▸ **Problem description**
Repeat, line for line, the entries printed below.

----- Record excerpts -----

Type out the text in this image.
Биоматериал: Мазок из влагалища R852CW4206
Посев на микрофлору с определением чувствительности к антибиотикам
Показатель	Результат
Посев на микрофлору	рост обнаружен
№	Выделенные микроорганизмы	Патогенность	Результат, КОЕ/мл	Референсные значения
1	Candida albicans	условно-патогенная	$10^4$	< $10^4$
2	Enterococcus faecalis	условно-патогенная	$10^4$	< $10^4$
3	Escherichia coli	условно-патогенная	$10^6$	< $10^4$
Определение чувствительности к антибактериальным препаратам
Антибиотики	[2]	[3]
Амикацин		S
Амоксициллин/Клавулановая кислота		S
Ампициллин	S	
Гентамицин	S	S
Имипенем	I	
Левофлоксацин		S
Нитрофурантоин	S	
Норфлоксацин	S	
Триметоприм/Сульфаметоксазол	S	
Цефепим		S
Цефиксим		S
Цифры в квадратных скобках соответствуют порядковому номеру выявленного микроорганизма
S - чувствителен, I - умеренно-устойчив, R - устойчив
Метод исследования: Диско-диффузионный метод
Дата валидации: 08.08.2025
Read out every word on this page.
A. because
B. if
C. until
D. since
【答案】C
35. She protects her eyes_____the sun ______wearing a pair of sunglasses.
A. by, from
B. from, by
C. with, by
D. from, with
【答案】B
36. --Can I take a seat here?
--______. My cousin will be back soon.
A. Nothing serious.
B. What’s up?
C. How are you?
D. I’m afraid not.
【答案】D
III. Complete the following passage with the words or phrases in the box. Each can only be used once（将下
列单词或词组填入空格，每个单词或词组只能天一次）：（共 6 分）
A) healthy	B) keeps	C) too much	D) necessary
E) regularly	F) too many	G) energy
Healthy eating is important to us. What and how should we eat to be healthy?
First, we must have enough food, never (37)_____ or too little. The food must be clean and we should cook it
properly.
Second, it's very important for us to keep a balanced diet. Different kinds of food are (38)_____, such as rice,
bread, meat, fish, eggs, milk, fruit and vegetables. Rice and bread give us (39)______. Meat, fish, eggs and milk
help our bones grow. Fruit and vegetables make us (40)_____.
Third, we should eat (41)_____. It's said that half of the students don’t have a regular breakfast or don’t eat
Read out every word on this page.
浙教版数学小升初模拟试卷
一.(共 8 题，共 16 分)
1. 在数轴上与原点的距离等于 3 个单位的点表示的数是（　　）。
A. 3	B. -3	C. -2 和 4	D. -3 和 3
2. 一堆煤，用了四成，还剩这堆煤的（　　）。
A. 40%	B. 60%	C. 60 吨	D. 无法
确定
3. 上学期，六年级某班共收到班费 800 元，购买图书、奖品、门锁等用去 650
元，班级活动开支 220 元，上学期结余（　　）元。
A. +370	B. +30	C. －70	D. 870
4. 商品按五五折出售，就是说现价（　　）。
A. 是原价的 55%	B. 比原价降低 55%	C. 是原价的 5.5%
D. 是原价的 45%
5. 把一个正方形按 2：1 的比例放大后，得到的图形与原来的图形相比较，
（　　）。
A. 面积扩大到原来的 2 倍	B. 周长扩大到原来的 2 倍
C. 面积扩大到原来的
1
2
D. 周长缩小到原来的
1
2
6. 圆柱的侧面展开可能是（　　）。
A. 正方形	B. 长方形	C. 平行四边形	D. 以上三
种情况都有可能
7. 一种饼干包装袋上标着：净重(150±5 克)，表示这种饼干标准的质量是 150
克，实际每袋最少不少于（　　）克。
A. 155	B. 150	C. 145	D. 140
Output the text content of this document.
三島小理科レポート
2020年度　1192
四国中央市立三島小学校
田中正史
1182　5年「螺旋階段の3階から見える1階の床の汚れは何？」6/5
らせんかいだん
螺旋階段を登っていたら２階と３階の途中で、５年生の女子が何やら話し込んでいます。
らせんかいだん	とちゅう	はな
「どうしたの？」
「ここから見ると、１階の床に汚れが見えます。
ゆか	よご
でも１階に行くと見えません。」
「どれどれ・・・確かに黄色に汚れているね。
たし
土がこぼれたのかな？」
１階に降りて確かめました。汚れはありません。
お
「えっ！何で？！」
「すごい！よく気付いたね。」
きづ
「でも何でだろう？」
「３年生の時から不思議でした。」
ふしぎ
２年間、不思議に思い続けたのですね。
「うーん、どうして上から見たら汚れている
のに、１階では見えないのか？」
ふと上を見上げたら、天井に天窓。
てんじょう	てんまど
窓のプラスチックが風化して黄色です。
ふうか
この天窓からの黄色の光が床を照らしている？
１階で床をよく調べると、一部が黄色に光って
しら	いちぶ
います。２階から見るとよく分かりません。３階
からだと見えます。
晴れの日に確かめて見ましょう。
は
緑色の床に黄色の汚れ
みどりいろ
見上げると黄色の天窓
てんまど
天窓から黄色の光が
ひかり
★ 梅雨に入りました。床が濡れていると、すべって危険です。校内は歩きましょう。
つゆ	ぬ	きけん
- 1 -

-----

▸ **Task response**
Type out the text in this image.
Биоматериал: Мазок из влагалища R852CW4206
Посев на микрофлору с определением чувствительности к антибиотикам
Показатель	Результат
Посев на микрофлору	рост обнаружен
№	Выделенные микроорганизмы	Патогенность	Результат, КОЕ/мл	Референсные значения
1	Candida albicans	условно-патогенная	$10^4$	< $10^4$
2	Enterococcus faecalis	условно-патогенная	$10^4$	< $10^4$
3	Escherichia coli	условно-патогенная	$10^6$	< $10^4$
Определение чувствительности к антибактериальным препаратам
Антибиотики	[2]	[3]
Амикацин		S
Амоксициллин/Клавулановая кислота		S
Ампициллин	S	
Гентамицин	S	S
Имипенем	I	
Левофлоксацин		S
Нитрофурантоин	S	
Норфлоксацин	S	
Триметоприм/Сульфаметоксазол	S	
Цефепим		S
Цефиксим		S
Цифры в квадратных скобках соответствуют порядковому номеру выявленного микроорганизма
S - чувствителен, I - умеренно-устойчив, R - устойчив
Метод исследования: Диско-диффузионный метод
Дата валидации: 08.08.2025
Read out every word on this page.
A. because
B. if
C. until
D. since
【答案】C
35. She protects her eyes_____the sun ______wearing a pair of sunglasses.
A. by, from
B. from, by
C. with, by
D. from, with
【答案】B
36. --Can I take a seat here?
--______. My cousin will be back soon.
A. Nothing serious.
B. What’s up?
C. How are you?
D. I’m afraid not.
【答案】D
III. Complete the following passage with the words or phrases in the box. Each can only be used once（将下
列单词或词组填入空格，每个单词或词组只能天一次）：（共 6 分）
A) healthy	B) keeps	C) too much	D) necessary
E) regularly	F) too many	G) energy
Healthy eating is important to us. What and how should we eat to be healthy?
First, we must have enough food, never (37)_____ or too little. The food must be clean and we should cook it
properly.
Second, it's very important for us to keep a balanced diet. Different kinds of food are (38)_____, such as rice,
bread, meat, fish, eggs, milk, fruit and vegetables. Rice and bread give us (39)______. Meat, fish, eggs and milk
help our bones grow. Fruit and vegetables make us (40)_____.
Third, we should eat (41)_____. It's said that half of the students don’t have a regular breakfast or don’t eat
Read out every word on this page.
浙教版数学小升初模拟试卷
一.(共 8 题，共 16 分)
1. 在数轴上与原点的距离等于 3 个单位的点表示的数是（　　）。
A. 3	B. -3	C. -2 和 4	D. -3 和 3
2. 一堆煤，用了四成，还剩这堆煤的（　　）。
A. 40%	B. 60%	C. 60 吨	D. 无法
确定
3. 上学期，六年级某班共收到班费 800 元，购买图书、奖品、门锁等用去 650
元，班级活动开支 220 元，上学期结余（　　）元。
A. +370	B. +30	C. －70	D. 870
4. 商品按五五折出售，就是说现价（　　）。
A. 是原价的 55%	B. 比原价降低 55%	C. 是原价的 5.5%
D. 是原价的 45%
5. 把一个正方形按 2：1 的比例放大后，得到的图形与原来的图形相比较，
（　　）。
A. 面积扩大到原来的 2 倍	B. 周长扩大到原来的 2 倍
C. 面积扩大到原来的
1
2
D. 周长缩小到原来的
1
2
6. 圆柱的侧面展开可能是（　　）。
A. 正方形	B. 长方形	C. 平行四边形	D. 以上三
种情况都有可能
7. 一种饼干包装袋上标着：净重(150±5 克)，表示这种饼干标准的质量是 150
克，实际每袋最少不少于（　　）克。
A. 155	B. 150	C. 145	D. 140
Output the text content of this document.
三島小理科レポート
2020年度　1192
四国中央市立三島小学校
田中正史
1182　5年「螺旋階段の3階から見える1階の床の汚れは何？」6/5
らせんかいだん
螺旋階段を登っていたら２階と３階の途中で、５年生の女子が何やら話し込んでいます。
らせんかいだん	とちゅう	はな
「どうしたの？」
「ここから見ると、１階の床に汚れが見えます。
ゆか	よご
でも１階に行くと見えません。」
「どれどれ・・・確かに黄色に汚れているね。
たし
土がこぼれたのかな？」
１階に降りて確かめました。汚れはありません。
お
「えっ！何で？！」
「すごい！よく気付いたね。」
きづ
「でも何でだろう？」
「３年生の時から不思議でした。」
ふしぎ
２年間、不思議に思い続けたのですね。
「うーん、どうして上から見たら汚れている
のに、１階では見えないのか？」
ふと上を見上げたら、天井に天窓。
てんじょう	てんまど
窓のプラスチックが風化して黄色です。
ふうか
この天窓からの黄色の光が床を照らしている？
１階で床をよく調べると、一部が黄色に光って
しら	いちぶ
います。２階から見るとよく分かりません。３階
からだと見えます。
晴れの日に確かめて見ましょう。
は
緑色の床に黄色の汚れ
みどりいろ
見上げると黄色の天窓
てんまど
天窓から黄色の光が
ひかり
★ 梅雨に入りました。床が濡れていると、すべって危険です。校内は歩きましょう。
つゆ	ぬ	きけん
- 1 -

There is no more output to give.